··· DOCUMENTO ···

I would prefer not, dice

I would prefer not, dice Bartleby a mo' di refrain, come una canzone di Sanremo, solo un pelino più sofisticata nel sottotesto. Ma in quel condizionale "preferirei", "would prefer" sta tutta la consapevolezza del non poter non appartenere a nulla e nessuno. Il condizionale che inchioda il desiderio della volontà alla croce dell'impossibilità. Preferirei ma non posso. So di non potermi sottrarre anche se lo vorrei. Ecco quel che noi Bartleby siamo costretti a dire, coscienti del fatto che non appartenere non ci appartiene in questo mondo. E se invece povrassimo ad appartenerci l'un l'altro?

e se invece

e se invece quell'impossibilità di appartenere fosse una benedizione? un modo per non appropriarci di niente e di nessuno? un modo per mettere in atto la più totale libertà? un modo di vivere il rispetto? ogni cosa ha due facce, per viverla bene basta scoprire quale ti piace di più. come se fosse facile, poi, da scoprire...

Essere Nessuno, o, come

8.01

Essere Nessuno, o, come direbbe Faber, "andare in direzione ostinata e contraria", per farne cosa poi? Trovo una possibile risposta nella sua Smisurata Preghiera: "per consegnare alla morte una goccia di splendore/ di umanità/ di verità".

mi viene da dire che c'è una

mi viene da dire che c'è una sottilissima differenza tra una petizione di principio contraria alle etichette e la costruzione di nuove etichette e scale di valori. io non sono nessuno, quindo in qualche modo sono più di un altro che è. la differenza è tutta dopo il punto di domanda: libertà, per farne cosa? se sono contro perdo la mia libertà di essere, se sono a favore perdo ugualmente la mia libertà di essere. solo essendo permetto a me stesso di essere libero. è un gioco pericoloso, la libertà, la mente pretende etichette per non perdersi. ma se perdessimo di vista la mente e i suoi dualismi insidiosi, può darsi che ci aspetti una nuova libertà di essere, noi, così come siamo, senza appartenere e senza non appartenere. scegliendo. facendo. vivendo, insomma.

··· DATI FORNITI ···

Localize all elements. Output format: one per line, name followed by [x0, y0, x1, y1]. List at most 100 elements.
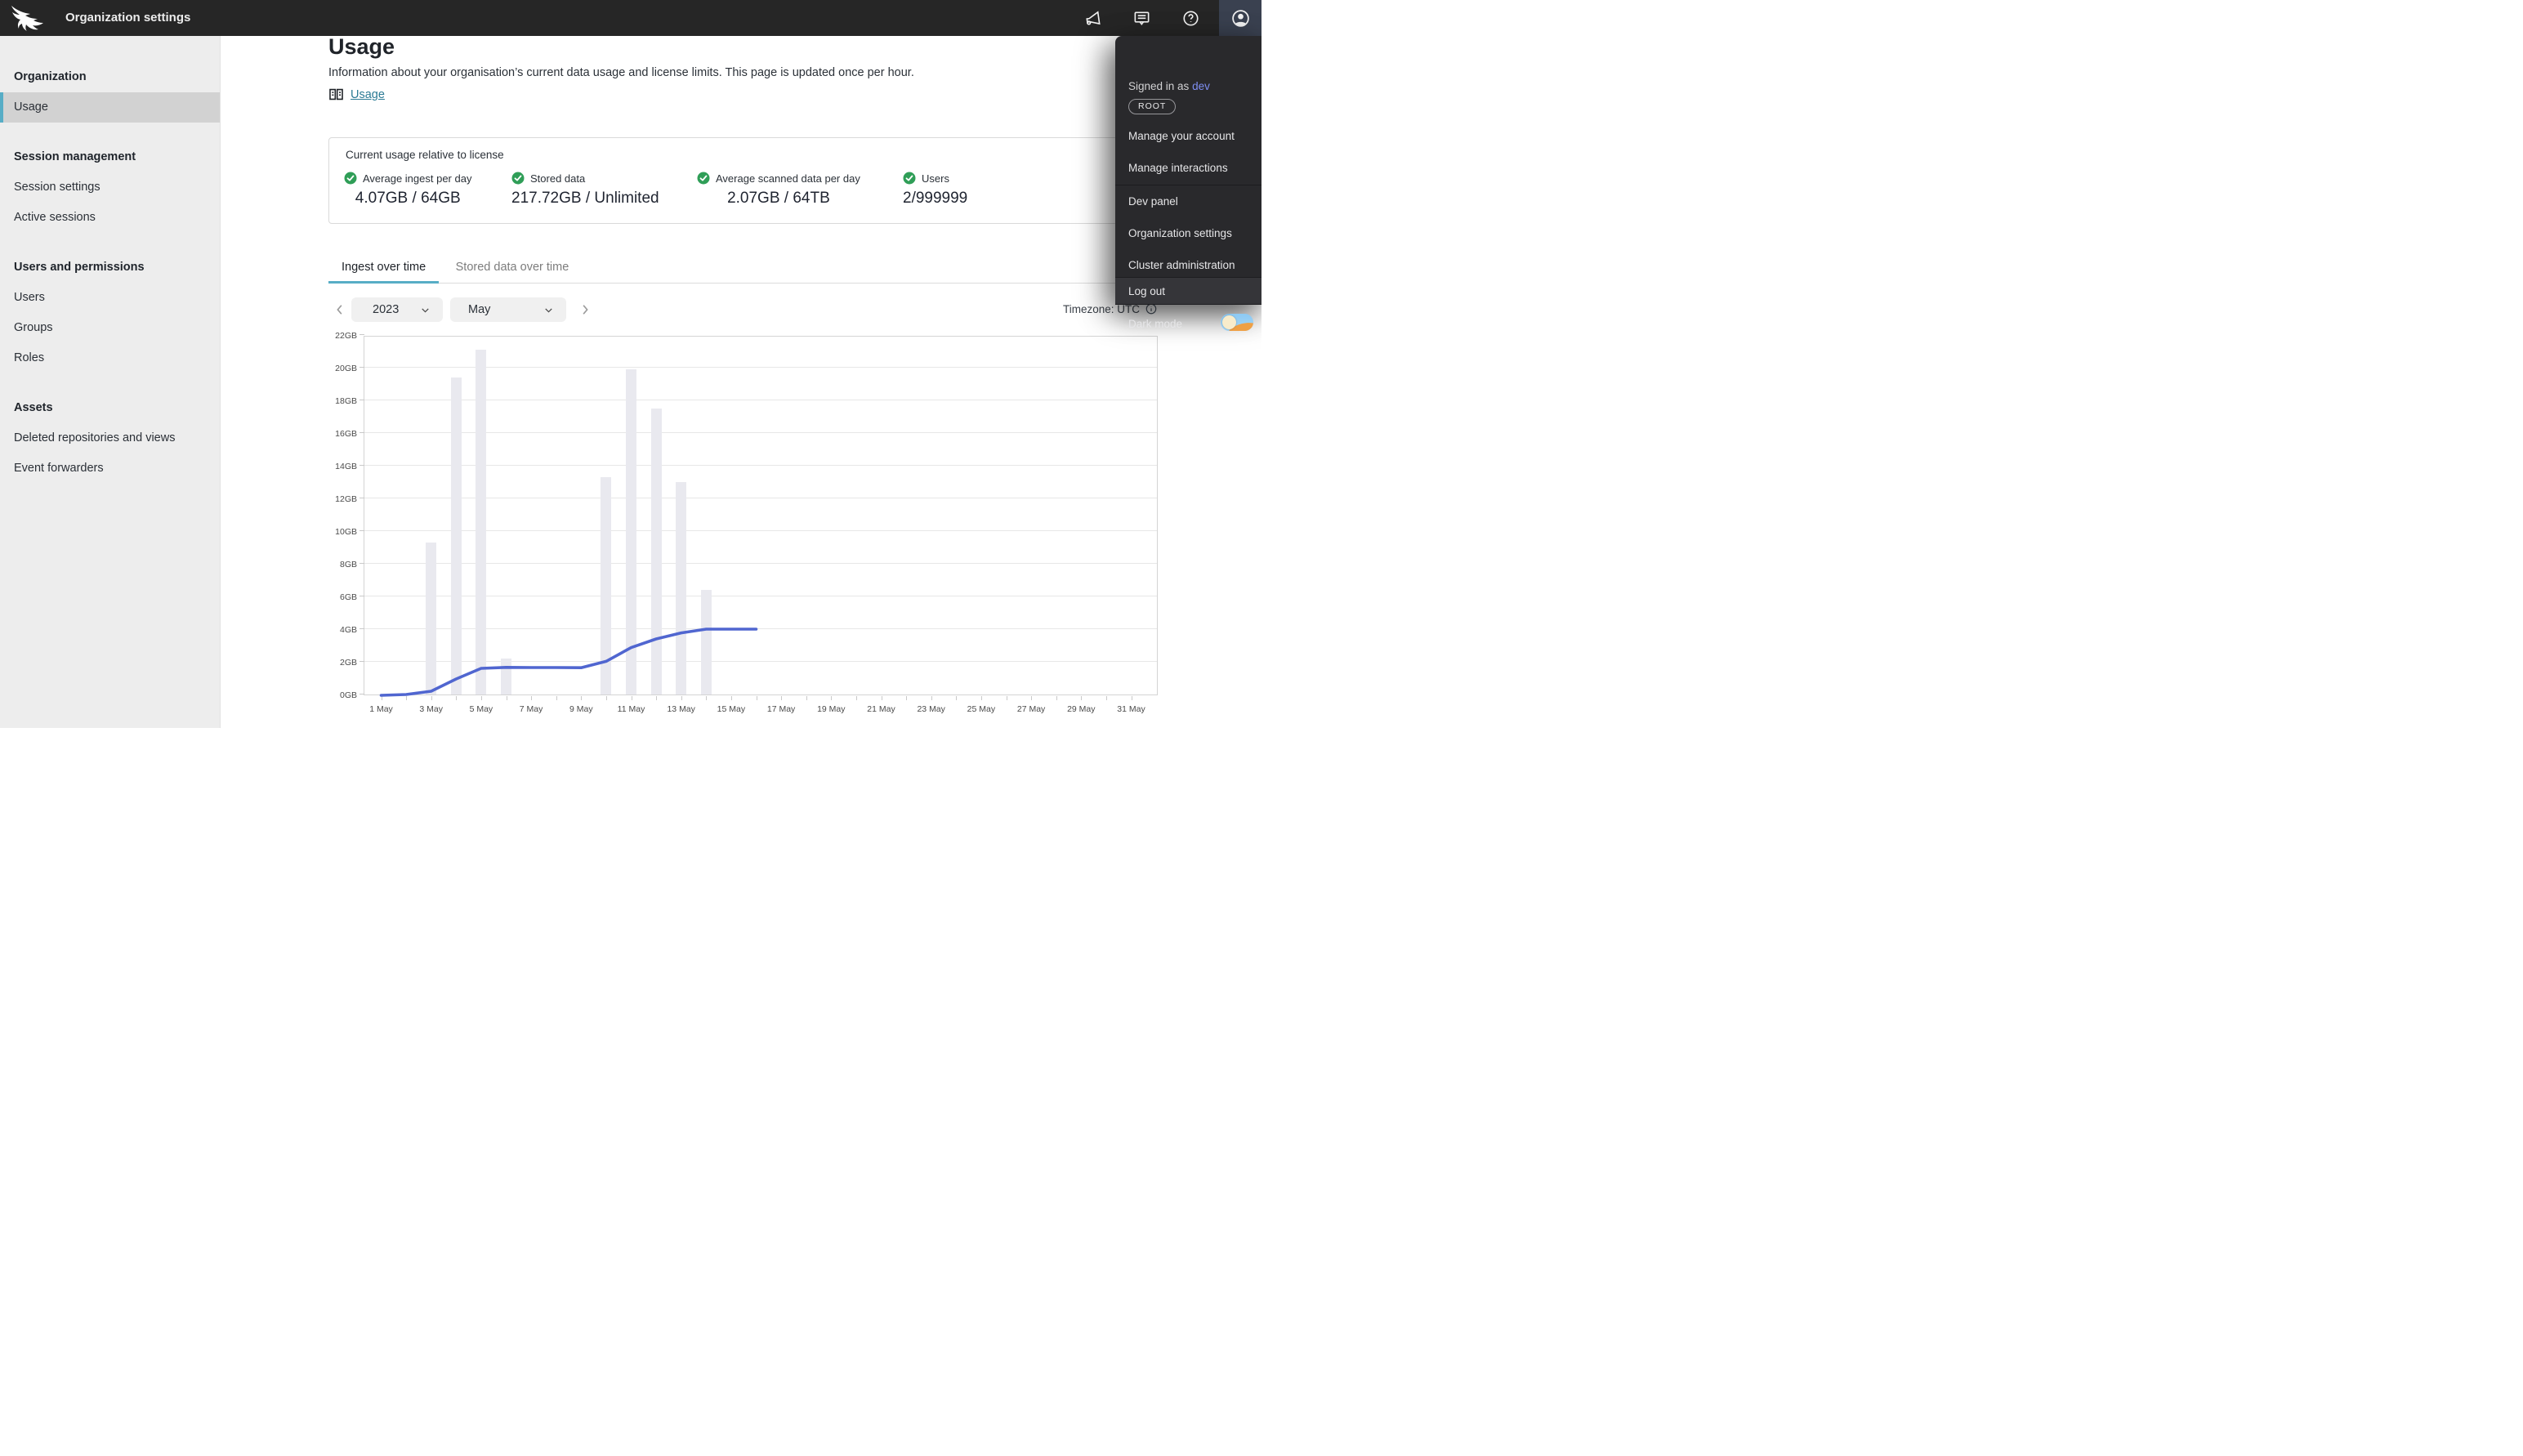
x-tick	[831, 696, 833, 700]
x-tick	[1105, 696, 1107, 700]
y-axis-label: 10GB	[335, 527, 357, 537]
ingest-average-line	[379, 628, 758, 697]
usage-doc-link-label[interactable]: Usage	[351, 87, 385, 101]
x-tick	[656, 696, 658, 700]
sidebar-item-active-sessions[interactable]: Active sessions	[14, 211, 96, 224]
help-icon	[1182, 10, 1199, 26]
y-tick	[359, 432, 364, 433]
x-tick	[956, 696, 958, 700]
y-tick	[359, 465, 364, 466]
x-axis-label: 5 May	[469, 704, 493, 714]
x-axis-label: 19 May	[817, 704, 846, 714]
stat-value: 217.72GB / Unlimited	[511, 190, 659, 207]
gridline	[364, 432, 1157, 433]
timezone-label: Timezone: UTC	[964, 302, 1158, 315]
chart-bar-10-may	[601, 477, 612, 695]
username-link[interactable]: dev	[1192, 80, 1210, 92]
y-axis-label: 0GB	[339, 690, 357, 700]
menu-item-manage-interactions[interactable]: Manage interactions	[1128, 162, 1228, 174]
sidebar-item-event-forwarders[interactable]: Event forwarders	[14, 462, 104, 475]
chevron-down-icon	[545, 308, 552, 312]
y-tick	[359, 367, 364, 368]
sidebar-item-deleted-repositories-and-views[interactable]: Deleted repositories and views	[14, 431, 176, 444]
menu-item-cluster-administration[interactable]: Cluster administration	[1128, 259, 1235, 271]
x-axis-label: 25 May	[967, 704, 996, 714]
x-axis-label: 23 May	[917, 704, 945, 714]
sidebar-section-organization: Organization	[14, 70, 87, 83]
chart-bar-13-may	[676, 482, 687, 695]
x-axis-label: 21 May	[867, 704, 895, 714]
chart-bar-4-may	[450, 377, 462, 695]
stat-label: Average scanned data per day	[716, 172, 860, 185]
gridline	[364, 367, 1157, 368]
x-tick	[431, 696, 432, 700]
year-select[interactable]: 2023	[351, 297, 443, 322]
menu-item-dev-panel[interactable]: Dev panel	[1128, 195, 1178, 208]
sidebar-item-groups[interactable]: Groups	[14, 321, 53, 334]
dark-mode-toggle[interactable]	[1221, 314, 1253, 331]
y-axis-label: 4GB	[339, 625, 357, 635]
tab-stored-data-over-time[interactable]: Stored data over time	[455, 261, 569, 274]
signed-in-label: Signed in as dev	[1128, 80, 1210, 92]
sidebar-section-users-and-permissions: Users and permissions	[14, 261, 145, 274]
y-axis-label: 6GB	[339, 592, 357, 602]
x-tick	[605, 696, 607, 700]
page-title: Usage	[328, 34, 395, 59]
next-month-button[interactable]	[575, 297, 595, 322]
y-axis-label: 2GB	[339, 658, 357, 668]
gridline	[364, 465, 1157, 466]
previous-month-button[interactable]	[330, 297, 350, 322]
x-tick	[931, 696, 932, 700]
stat-stored-data: Stored data 217.72GB / Unlimited	[511, 172, 659, 208]
sidebar: Organization Usage Session management Sessi…	[0, 36, 221, 728]
falcon-logo-icon[interactable]	[11, 5, 50, 31]
x-axis-label: 31 May	[1117, 704, 1145, 714]
sidebar-item-usage[interactable]: Usage	[0, 92, 220, 123]
stat-value: 4.07GB / 64GB	[355, 190, 461, 207]
book-icon	[329, 88, 343, 100]
month-select[interactable]: May	[450, 297, 566, 322]
sidebar-item-session-settings[interactable]: Session settings	[14, 181, 100, 194]
sidebar-item-users[interactable]: Users	[14, 291, 45, 304]
check-icon	[511, 172, 525, 185]
feedback-button[interactable]	[1123, 0, 1159, 36]
menu-item-manage-your-account[interactable]: Manage your account	[1128, 130, 1235, 142]
announcements-button[interactable]	[1074, 0, 1110, 36]
x-axis-label: 15 May	[717, 704, 746, 714]
sidebar-section-assets: Assets	[14, 401, 53, 414]
x-tick	[406, 696, 408, 700]
license-panel-title: Current usage relative to license	[346, 149, 504, 161]
menu-item-log-out[interactable]: Log out	[1115, 277, 1262, 305]
avatar-button[interactable]	[1219, 0, 1262, 36]
usage-doc-link[interactable]: Usage	[328, 87, 385, 101]
x-axis-label: 27 May	[1016, 704, 1046, 714]
gridline	[364, 530, 1157, 531]
x-tick	[531, 696, 533, 700]
y-tick	[359, 563, 364, 564]
check-icon	[697, 172, 710, 185]
x-axis-label: 11 May	[617, 704, 645, 714]
app-title: Organization settings	[65, 11, 191, 25]
dark-mode-label: Dark mode	[1128, 318, 1183, 330]
chart-tabs: Ingest over time Stored data over time	[328, 254, 1158, 284]
x-tick	[1056, 696, 1057, 700]
help-button[interactable]	[1172, 0, 1208, 36]
x-axis-label: 9 May	[569, 704, 593, 714]
menu-item-organization-settings[interactable]: Organization settings	[1128, 227, 1232, 239]
stat-value: 2/999999	[903, 190, 968, 207]
stat-label: Average ingest per day	[363, 172, 472, 185]
sidebar-item-roles[interactable]: Roles	[14, 351, 45, 364]
gridline	[364, 628, 1157, 629]
x-tick	[556, 696, 557, 700]
y-axis-label: 8GB	[339, 560, 357, 569]
y-axis-label: 14GB	[335, 462, 357, 471]
tab-ingest-over-time[interactable]: Ingest over time	[328, 254, 440, 284]
y-tick	[359, 530, 364, 531]
chevron-right-icon	[583, 305, 588, 315]
y-tick	[359, 694, 364, 695]
gridline	[364, 661, 1157, 662]
x-tick	[681, 696, 682, 700]
chevron-down-icon	[422, 308, 429, 312]
x-axis-label: 13 May	[667, 704, 695, 714]
chart-bar-5-may	[476, 350, 487, 695]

···

> CONSEGNA 1:
Per ciascuna delle affermazioni seguenti, stabilisci se concorda con il testo su Bartleby. Rispondi sì o no e cita alla lettera le parole del testo che lo decidono.
(a) Bartleby ripete la frase «I would prefer not» come un ritornello.
(b) L'espressione «andare in direzione ostinata e contraria» è attribuita a Faber.
(c) Secondo il testo, la mente rifiuta le etichette.
> CONSEGNA 2:
Trascrivi fedelmente dal testo su Bartleby il passo che comincia con "I would prefer not, dice Bartleby" e prosegue fino a "appartenerci l'un l'altro?".

> RISPOSTA COMPLETA 1:
(a) Sì: «I would prefer not, dice Bartleby a mo' di refrain».
(b) Sì: «come direbbe Faber, "andare in direzione ostinata e contraria"».
(c) No: «la mente pretende etichette per non perdersi».

> RISPOSTA COMPLETA 2:
I would prefer not, dice Bartleby a mo' di refrain, come una canzone di Sanremo, solo un pelino più sofisticata nel sottotesto. Ma in quel condizionale "preferirei", "would prefer" sta tutta la consapevolezza del non poter non appartenere a nulla e nessuno. Il condizionale che inchioda il desiderio della volontà alla croce dell'impossibilità. Preferirei ma non posso. So di non potermi sottrarre anche se lo vorrei. Ecco quel che noi Bartleby siamo costretti a dire, coscienti del fatto che non appartenere non ci appartiene in questo mondo. E se invece povrassimo ad appartenerci l'un l'altro?